Stated problem - In the listing that follows, count every line with the word "method" in it and write only the total.

################

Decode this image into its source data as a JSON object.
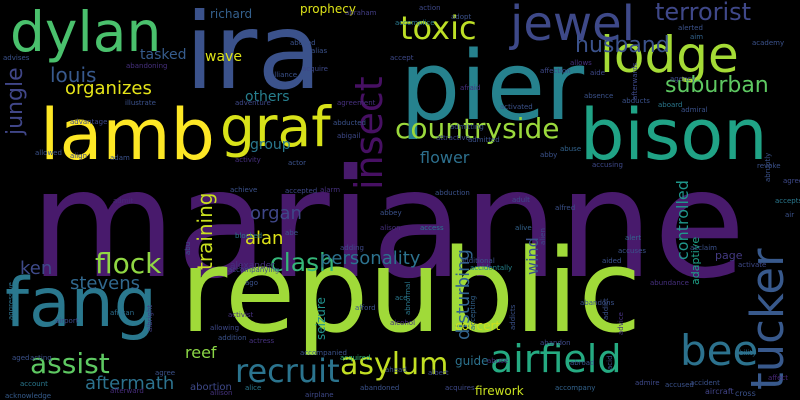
{
  "words": [
    {
      "text": "marianne",
      "color": "#481a6c"
    },
    {
      "text": "republic",
      "color": "#a0da39"
    },
    {
      "text": "pier",
      "color": "#26828e"
    },
    {
      "text": "ira",
      "color": "#3b528b"
    },
    {
      "text": "lamb",
      "color": "#fde725"
    },
    {
      "text": "bison",
      "color": "#20a386"
    },
    {
      "text": "fang",
      "color": "#2a788e"
    },
    {
      "text": "dylan",
      "color": "#4ac16d"
    },
    {
      "text": "graf",
      "color": "#d8e219"
    },
    {
      "text": "lodge",
      "color": "#a5db36"
    },
    {
      "text": "jewel",
      "color": "#3e4989"
    },
    {
      "text": "tucker",
      "color": "#38598c"
    },
    {
      "text": "airfield",
      "color": "#25ab82"
    },
    {
      "text": "bee",
      "color": "#2c728e"
    },
    {
      "text": "insect",
      "color": "#471063"
    },
    {
      "text": "toxic",
      "color": "#bddf26"
    },
    {
      "text": "countryside",
      "color": "#9bd93c"
    },
    {
      "text": "recruit",
      "color": "#2b748e"
    },
    {
      "text": "asylum",
      "color": "#c2df23"
    },
    {
      "text": "clash",
      "color": "#35b779"
    },
    {
      "text": "flock",
      "color": "#90d743"
    },
    {
      "text": "assist",
      "color": "#5ec962"
    },
    {
      "text": "terrorist",
      "color": "#3f4889"
    },
    {
      "text": "suburban",
      "color": "#5ec962"
    },
    {
      "text": "husband",
      "color": "#3b528b"
    },
    {
      "text": "jungle",
      "color": "#404688"
    },
    {
      "text": "louis",
      "color": "#38598c"
    },
    {
      "text": "organizes",
      "color": "#e5e419"
    },
    {
      "text": "training",
      "color": "#cae11f"
    },
    {
      "text": "personality",
      "color": "#2c728e"
    },
    {
      "text": "disturbing",
      "color": "#32648e"
    },
    {
      "text": "stevens",
      "color": "#31688e"
    },
    {
      "text": "ken",
      "color": "#3e4a89"
    },
    {
      "text": "alan",
      "color": "#dde318"
    },
    {
      "text": "organ",
      "color": "#3f4788"
    },
    {
      "text": "flower",
      "color": "#2d708e"
    },
    {
      "text": "controlled",
      "color": "#1f978b"
    },
    {
      "text": "aftermath",
      "color": "#2c728e"
    },
    {
      "text": "reef",
      "color": "#8bd646"
    },
    {
      "text": "wind",
      "color": "#3b528b"
    },
    {
      "text": "others",
      "color": "#277f8e"
    },
    {
      "text": "group",
      "color": "#2a788e"
    },
    {
      "text": "wave",
      "color": "#dde318"
    },
    {
      "text": "tasked",
      "color": "#365c8d"
    },
    {
      "text": "prophecy",
      "color": "#dde318"
    },
    {
      "text": "richard",
      "color": "#34608d"
    },
    {
      "text": "guide",
      "color": "#2c728e"
    },
    {
      "text": "firework",
      "color": "#c8e020"
    },
    {
      "text": "page",
      "color": "#443a83"
    },
    {
      "text": "seizure",
      "color": "#21918c"
    },
    {
      "text": "concert",
      "color": "#cde11d"
    },
    {
      "text": "adaptive",
      "color": "#1fa188"
    },
    {
      "text": "abortion",
      "color": "#3e4989"
    },
    {
      "text": "alexander",
      "color": "#46307e"
    },
    {
      "text": "accompanied",
      "color": "#3b528b"
    },
    {
      "text": "accidentally",
      "color": "#25848e"
    },
    {
      "text": "acquired",
      "color": "#35b779"
    },
    {
      "text": "abandoned",
      "color": "#3b528b"
    },
    {
      "text": "airplane",
      "color": "#3e4989"
    },
    {
      "text": "alice",
      "color": "#2a788e"
    },
    {
      "text": "accompany",
      "color": "#33638d"
    },
    {
      "text": "aircraft",
      "color": "#414487"
    },
    {
      "text": "cross",
      "color": "#3b528b"
    },
    {
      "text": "ability",
      "color": "#2d708e"
    },
    {
      "text": "affect",
      "color": "#482878"
    },
    {
      "text": "acting",
      "color": "#3b528b"
    },
    {
      "text": "account",
      "color": "#2a788e"
    },
    {
      "text": "acknowledge",
      "color": "#365c8d"
    },
    {
      "text": "allison",
      "color": "#46337e"
    },
    {
      "text": "afterward",
      "color": "#472d7b"
    },
    {
      "text": "agree",
      "color": "#3b528b"
    },
    {
      "text": "abraham",
      "color": "#433e85"
    },
    {
      "text": "abandon",
      "color": "#3e4989"
    },
    {
      "text": "addicts",
      "color": "#3b528b"
    },
    {
      "text": "aggressive",
      "color": "#2c728e"
    },
    {
      "text": "african",
      "color": "#2e6e8e"
    },
    {
      "text": "albright",
      "color": "#424086"
    },
    {
      "text": "addition",
      "color": "#3b528b"
    },
    {
      "text": "activist",
      "color": "#46307e"
    },
    {
      "text": "allowing",
      "color": "#3e4989"
    },
    {
      "text": "actress",
      "color": "#46327e"
    },
    {
      "text": "abnormal",
      "color": "#2a788e"
    },
    {
      "text": "alcohol",
      "color": "#46307e"
    },
    {
      "text": "afford",
      "color": "#3b528b"
    },
    {
      "text": "ace",
      "color": "#2a788e"
    },
    {
      "text": "accepting",
      "color": "#33638d"
    },
    {
      "text": "aged",
      "color": "#3b528b"
    },
    {
      "text": "airport",
      "color": "#3e4989"
    },
    {
      "text": "admit",
      "color": "#482878"
    },
    {
      "text": "achieve",
      "color": "#3b528b"
    },
    {
      "text": "accepted",
      "color": "#3e4989"
    },
    {
      "text": "alarm",
      "color": "#46307e"
    },
    {
      "text": "abbey",
      "color": "#3b528b"
    },
    {
      "text": "alive",
      "color": "#33638d"
    },
    {
      "text": "abduction",
      "color": "#3b528b"
    },
    {
      "text": "adult",
      "color": "#3e4989"
    },
    {
      "text": "access",
      "color": "#2a788e"
    },
    {
      "text": "alfred",
      "color": "#3b528b"
    },
    {
      "text": "alien",
      "color": "#3e4989"
    },
    {
      "text": "alert",
      "color": "#33638d"
    },
    {
      "text": "acclaim",
      "color": "#3b528b"
    },
    {
      "text": "abundance",
      "color": "#46307e"
    },
    {
      "text": "activate",
      "color": "#3e4989"
    },
    {
      "text": "abruptly",
      "color": "#3b528b"
    },
    {
      "text": "accepts",
      "color": "#2a788e"
    },
    {
      "text": "air",
      "color": "#3b528b"
    },
    {
      "text": "agreeing",
      "color": "#3e4989"
    },
    {
      "text": "revoke",
      "color": "#3b528b"
    },
    {
      "text": "advice",
      "color": "#46307e"
    },
    {
      "text": "aided",
      "color": "#3b528b"
    },
    {
      "text": "accusing",
      "color": "#3e4989"
    },
    {
      "text": "abby",
      "color": "#3b528b"
    },
    {
      "text": "abuse",
      "color": "#33638d"
    },
    {
      "text": "admitted",
      "color": "#3b528b"
    },
    {
      "text": "accomplice",
      "color": "#2a788e"
    },
    {
      "text": "alliance",
      "color": "#3b528b"
    },
    {
      "text": "acquire",
      "color": "#3e4989"
    },
    {
      "text": "alias",
      "color": "#3b528b"
    },
    {
      "text": "agreement",
      "color": "#46307e"
    },
    {
      "text": "abducted",
      "color": "#3b528b"
    },
    {
      "text": "abigail",
      "color": "#3e4989"
    },
    {
      "text": "abused",
      "color": "#3b528b"
    },
    {
      "text": "actor",
      "color": "#3b528b"
    },
    {
      "text": "activity",
      "color": "#46307e"
    },
    {
      "text": "abe",
      "color": "#3b528b"
    },
    {
      "text": "adding",
      "color": "#3e4989"
    },
    {
      "text": "blocked",
      "color": "#2a788e"
    },
    {
      "text": "abu",
      "color": "#3b528b"
    },
    {
      "text": "align",
      "color": "#3e4989"
    },
    {
      "text": "allowed",
      "color": "#3b528b"
    },
    {
      "text": "advantage",
      "color": "#3e4989"
    },
    {
      "text": "illustrate",
      "color": "#3b528b"
    },
    {
      "text": "adam",
      "color": "#3b528b"
    },
    {
      "text": "adventure",
      "color": "#3e4989"
    },
    {
      "text": "abandoning",
      "color": "#46307e"
    },
    {
      "text": "advises",
      "color": "#3b528b"
    },
    {
      "text": "accept",
      "color": "#3e4989"
    },
    {
      "text": "alerted",
      "color": "#3b528b"
    },
    {
      "text": "aim",
      "color": "#33638d"
    },
    {
      "text": "academy",
      "color": "#3b528b"
    },
    {
      "text": "agency",
      "color": "#3e4989"
    },
    {
      "text": "admiral",
      "color": "#3b528b"
    },
    {
      "text": "aboard",
      "color": "#2a788e"
    },
    {
      "text": "abducts",
      "color": "#3b528b"
    },
    {
      "text": "affection",
      "color": "#3e4989"
    },
    {
      "text": "activated",
      "color": "#3b528b"
    },
    {
      "text": "admitting",
      "color": "#3b528b"
    },
    {
      "text": "afraid",
      "color": "#46307e"
    },
    {
      "text": "absence",
      "color": "#3b528b"
    },
    {
      "text": "afterwards",
      "color": "#3e4989"
    },
    {
      "text": "accused",
      "color": "#3b528b"
    },
    {
      "text": "action",
      "color": "#3e4989"
    },
    {
      "text": "adopt",
      "color": "#3b528b"
    },
    {
      "text": "attractive",
      "color": "#3e4989"
    },
    {
      "text": "ahead",
      "color": "#3b528b"
    },
    {
      "text": "acid",
      "color": "#3b528b"
    },
    {
      "text": "acquires",
      "color": "#3e4989"
    },
    {
      "text": "abroad",
      "color": "#3b528b"
    },
    {
      "text": "abuse",
      "color": "#46307e"
    },
    {
      "text": "accompanying",
      "color": "#3e4989"
    },
    {
      "text": "additional",
      "color": "#3b528b"
    },
    {
      "text": "ago",
      "color": "#3b528b"
    },
    {
      "text": "albert",
      "color": "#3e4989"
    },
    {
      "text": "accident",
      "color": "#3b528b"
    },
    {
      "text": "alison",
      "color": "#46307e"
    },
    {
      "text": "abandons",
      "color": "#3b528b"
    },
    {
      "text": "admire",
      "color": "#3e4989"
    },
    {
      "text": "accuses",
      "color": "#3b528b"
    },
    {
      "text": "aide",
      "color": "#3e4989"
    },
    {
      "text": "addict",
      "color": "#3b528b"
    },
    {
      "text": "allows",
      "color": "#46307e"
    },
    {
      "text": "ad",
      "color": "#3b528b"
    },
    {
      "text": "accompanies",
      "color": "#3e4989"
    },
    {
      "text": "accuse",
      "color": "#3b528b"
    }
  ]
}
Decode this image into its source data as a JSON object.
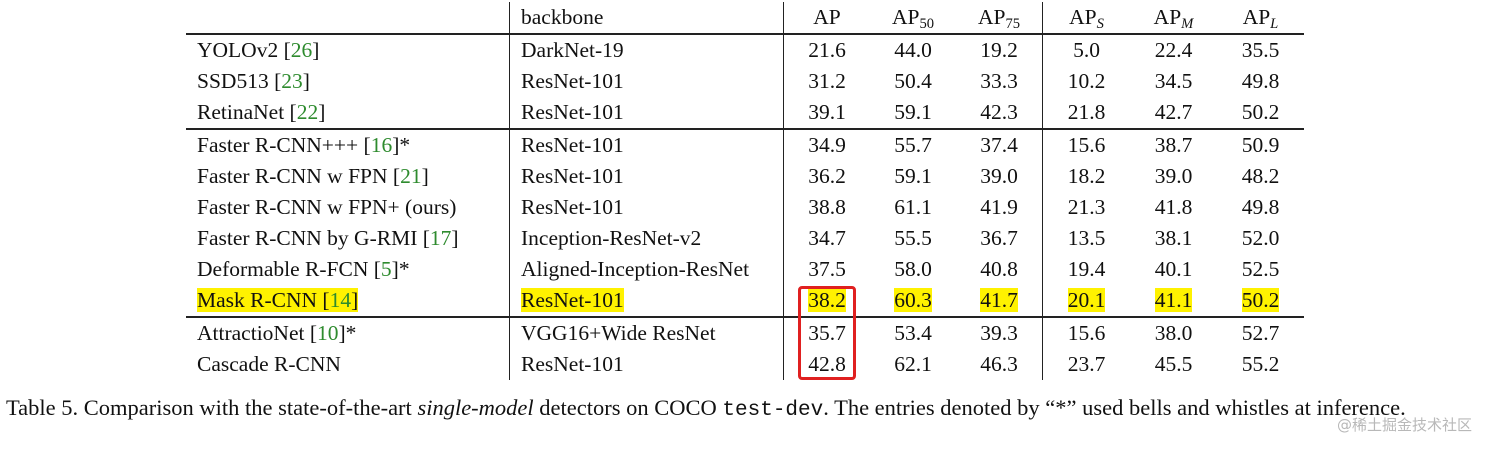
{
  "table": {
    "header": {
      "method": "",
      "backbone": "backbone",
      "ap": "AP",
      "ap50_base": "AP",
      "ap50_sub": "50",
      "ap75_base": "AP",
      "ap75_sub": "75",
      "aps_base": "AP",
      "aps_sub": "S",
      "apm_base": "AP",
      "apm_sub": "M",
      "apl_base": "AP",
      "apl_sub": "L"
    },
    "groups": [
      [
        {
          "method": "YOLOv2 [",
          "ref": "26",
          "suffix": "]",
          "backbone": "DarkNet-19",
          "ap": "21.6",
          "ap50": "44.0",
          "ap75": "19.2",
          "aps": "5.0",
          "apm": "22.4",
          "apl": "35.5"
        },
        {
          "method": "SSD513 [",
          "ref": "23",
          "suffix": "]",
          "backbone": "ResNet-101",
          "ap": "31.2",
          "ap50": "50.4",
          "ap75": "33.3",
          "aps": "10.2",
          "apm": "34.5",
          "apl": "49.8"
        },
        {
          "method": "RetinaNet [",
          "ref": "22",
          "suffix": "]",
          "backbone": "ResNet-101",
          "ap": "39.1",
          "ap50": "59.1",
          "ap75": "42.3",
          "aps": "21.8",
          "apm": "42.7",
          "apl": "50.2"
        }
      ],
      [
        {
          "method": "Faster R-CNN+++ [",
          "ref": "16",
          "suffix": "]*",
          "backbone": "ResNet-101",
          "ap": "34.9",
          "ap50": "55.7",
          "ap75": "37.4",
          "aps": "15.6",
          "apm": "38.7",
          "apl": "50.9"
        },
        {
          "method": "Faster R-CNN w FPN [",
          "ref": "21",
          "suffix": "]",
          "backbone": "ResNet-101",
          "ap": "36.2",
          "ap50": "59.1",
          "ap75": "39.0",
          "aps": "18.2",
          "apm": "39.0",
          "apl": "48.2"
        },
        {
          "method": "Faster R-CNN w FPN+ (ours)",
          "ref": "",
          "suffix": "",
          "backbone": "ResNet-101",
          "ap": "38.8",
          "ap50": "61.1",
          "ap75": "41.9",
          "aps": "21.3",
          "apm": "41.8",
          "apl": "49.8"
        },
        {
          "method": "Faster R-CNN by G-RMI [",
          "ref": "17",
          "suffix": "]",
          "backbone": "Inception-ResNet-v2",
          "ap": "34.7",
          "ap50": "55.5",
          "ap75": "36.7",
          "aps": "13.5",
          "apm": "38.1",
          "apl": "52.0"
        },
        {
          "method": "Deformable R-FCN [",
          "ref": "5",
          "suffix": "]*",
          "backbone": "Aligned-Inception-ResNet",
          "ap": "37.5",
          "ap50": "58.0",
          "ap75": "40.8",
          "aps": "19.4",
          "apm": "40.1",
          "apl": "52.5"
        },
        {
          "method": "Mask R-CNN [",
          "ref": "14",
          "suffix": "]",
          "backbone": "ResNet-101",
          "ap": "38.2",
          "ap50": "60.3",
          "ap75": "41.7",
          "aps": "20.1",
          "apm": "41.1",
          "apl": "50.2",
          "highlight": true
        }
      ],
      [
        {
          "method": "AttractioNet [",
          "ref": "10",
          "suffix": "]*",
          "backbone": "VGG16+Wide ResNet",
          "ap": "35.7",
          "ap50": "53.4",
          "ap75": "39.3",
          "aps": "15.6",
          "apm": "38.0",
          "apl": "52.7"
        },
        {
          "method": "Cascade R-CNN",
          "ref": "",
          "suffix": "",
          "backbone": "ResNet-101",
          "ap": "42.8",
          "ap50": "62.1",
          "ap75": "46.3",
          "aps": "23.7",
          "apm": "45.5",
          "apl": "55.2",
          "bold": true
        }
      ]
    ],
    "box_color": "#e02020",
    "highlight_color": "#fff200",
    "ref_color": "#2e8b2e"
  },
  "caption": {
    "part1": "Table 5. Comparison with the state-of-the-art ",
    "italic": "single-model",
    "part2": " detectors on COCO ",
    "mono": "test-dev",
    "part3": ". The entries denoted by “*” used bells and whistles at inference."
  },
  "watermark": "@稀土掘金技术社区"
}
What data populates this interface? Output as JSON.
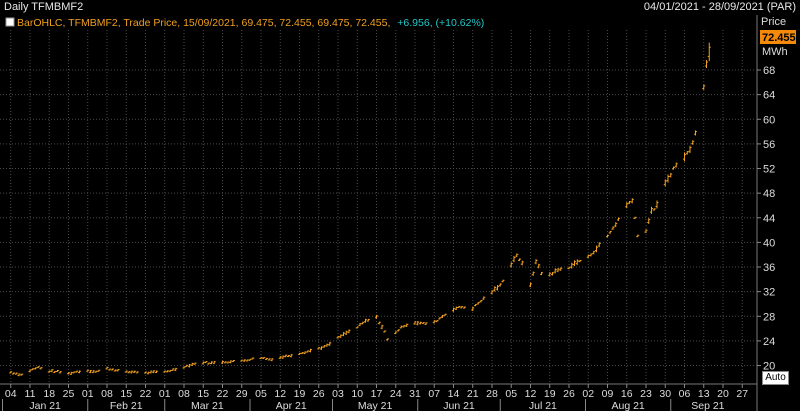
{
  "header": {
    "title": "Daily TFMBMF2",
    "date_range": "04/01/2021 - 28/09/2021 (PAR)"
  },
  "legend": {
    "series_text": "BarOHLC, TFMBMF2, Trade Price, 15/09/2021, 69.475, 72.455, 69.475, 72.455,",
    "change_text": "+6.956, (+10.62%)",
    "icon": "chart-settings-icon"
  },
  "axis": {
    "price_label": "Price",
    "unit_label": "MWh",
    "last_price": "72.455",
    "auto_label": "Auto"
  },
  "colors": {
    "background": "#000000",
    "grid": "#4a4a4a",
    "bars": "#f0a020",
    "legend_text": "#f0a020",
    "change_text": "#22c8c8",
    "last_price_bg": "#f58a0a"
  },
  "chart_data": {
    "type": "line",
    "subtype": "ohlc-bar",
    "series": [
      {
        "name": "TFMBMF2",
        "points": [
          [
            "2021-01-04",
            18.9
          ],
          [
            "2021-01-08",
            18.5
          ],
          [
            "2021-01-11",
            19.2
          ],
          [
            "2021-01-14",
            19.7
          ],
          [
            "2021-01-18",
            19.1
          ],
          [
            "2021-01-21",
            19.0
          ],
          [
            "2021-01-25",
            18.7
          ],
          [
            "2021-01-28",
            19.0
          ],
          [
            "2021-02-01",
            19.2
          ],
          [
            "2021-02-04",
            19.0
          ],
          [
            "2021-02-08",
            19.5
          ],
          [
            "2021-02-11",
            19.3
          ],
          [
            "2021-02-15",
            18.9
          ],
          [
            "2021-02-18",
            19.0
          ],
          [
            "2021-02-22",
            18.8
          ],
          [
            "2021-02-25",
            18.9
          ],
          [
            "2021-03-01",
            19.0
          ],
          [
            "2021-03-04",
            19.3
          ],
          [
            "2021-03-08",
            19.8
          ],
          [
            "2021-03-11",
            20.2
          ],
          [
            "2021-03-15",
            20.5
          ],
          [
            "2021-03-18",
            20.4
          ],
          [
            "2021-03-22",
            20.6
          ],
          [
            "2021-03-25",
            20.6
          ],
          [
            "2021-03-29",
            20.8
          ],
          [
            "2021-04-01",
            21.0
          ],
          [
            "2021-04-05",
            21.3
          ],
          [
            "2021-04-08",
            21.0
          ],
          [
            "2021-04-12",
            21.3
          ],
          [
            "2021-04-15",
            21.6
          ],
          [
            "2021-04-19",
            22.0
          ],
          [
            "2021-04-22",
            22.3
          ],
          [
            "2021-04-26",
            22.8
          ],
          [
            "2021-04-29",
            23.2
          ],
          [
            "2021-05-03",
            24.5
          ],
          [
            "2021-05-06",
            25.3
          ],
          [
            "2021-05-10",
            26.2
          ],
          [
            "2021-05-13",
            27.2
          ],
          [
            "2021-05-17",
            27.8
          ],
          [
            "2021-05-20",
            25.5
          ],
          [
            "2021-05-21",
            24.2
          ],
          [
            "2021-05-24",
            25.4
          ],
          [
            "2021-05-27",
            26.5
          ],
          [
            "2021-05-31",
            27.0
          ],
          [
            "2021-06-03",
            26.8
          ],
          [
            "2021-06-07",
            27.0
          ],
          [
            "2021-06-10",
            28.0
          ],
          [
            "2021-06-14",
            29.2
          ],
          [
            "2021-06-17",
            29.5
          ],
          [
            "2021-06-21",
            29.3
          ],
          [
            "2021-06-24",
            30.5
          ],
          [
            "2021-06-28",
            32.0
          ],
          [
            "2021-07-01",
            33.0
          ],
          [
            "2021-07-05",
            36.5
          ],
          [
            "2021-07-07",
            38.0
          ],
          [
            "2021-07-09",
            36.5
          ],
          [
            "2021-07-12",
            33.0
          ],
          [
            "2021-07-14",
            37.0
          ],
          [
            "2021-07-16",
            35.0
          ],
          [
            "2021-07-19",
            34.8
          ],
          [
            "2021-07-22",
            35.5
          ],
          [
            "2021-07-26",
            36.0
          ],
          [
            "2021-07-29",
            36.8
          ],
          [
            "2021-08-02",
            37.6
          ],
          [
            "2021-08-05",
            39.0
          ],
          [
            "2021-08-09",
            41.0
          ],
          [
            "2021-08-12",
            43.0
          ],
          [
            "2021-08-16",
            46.0
          ],
          [
            "2021-08-18",
            47.0
          ],
          [
            "2021-08-20",
            41.0
          ],
          [
            "2021-08-23",
            42.0
          ],
          [
            "2021-08-25",
            45.0
          ],
          [
            "2021-08-27",
            46.0
          ],
          [
            "2021-08-30",
            49.5
          ],
          [
            "2021-09-02",
            52.0
          ],
          [
            "2021-09-06",
            54.0
          ],
          [
            "2021-09-08",
            55.0
          ],
          [
            "2021-09-10",
            58.0
          ],
          [
            "2021-09-13",
            65.5
          ],
          [
            "2021-09-15",
            72.455
          ]
        ]
      }
    ],
    "x_ticks": [
      "04",
      "11",
      "18",
      "25",
      "01",
      "08",
      "15",
      "22",
      "01",
      "08",
      "15",
      "22",
      "29",
      "05",
      "12",
      "19",
      "26",
      "03",
      "10",
      "17",
      "24",
      "31",
      "07",
      "14",
      "21",
      "28",
      "05",
      "12",
      "19",
      "26",
      "02",
      "09",
      "16",
      "23",
      "30",
      "06",
      "13",
      "20",
      "27"
    ],
    "x_months": [
      "Jan 21",
      "Feb 21",
      "Mar 21",
      "Apr 21",
      "May 21",
      "Jun 21",
      "Jul 21",
      "Aug 21",
      "Sep 21"
    ],
    "y_ticks": [
      20,
      24,
      28,
      32,
      36,
      40,
      44,
      48,
      52,
      56,
      60,
      64,
      68
    ],
    "ylim": [
      17,
      74.5
    ],
    "xlim": [
      "2021-01-03",
      "2021-09-28"
    ],
    "grid": true,
    "ylabel": "MWh"
  }
}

################

Solution to the exercise - 12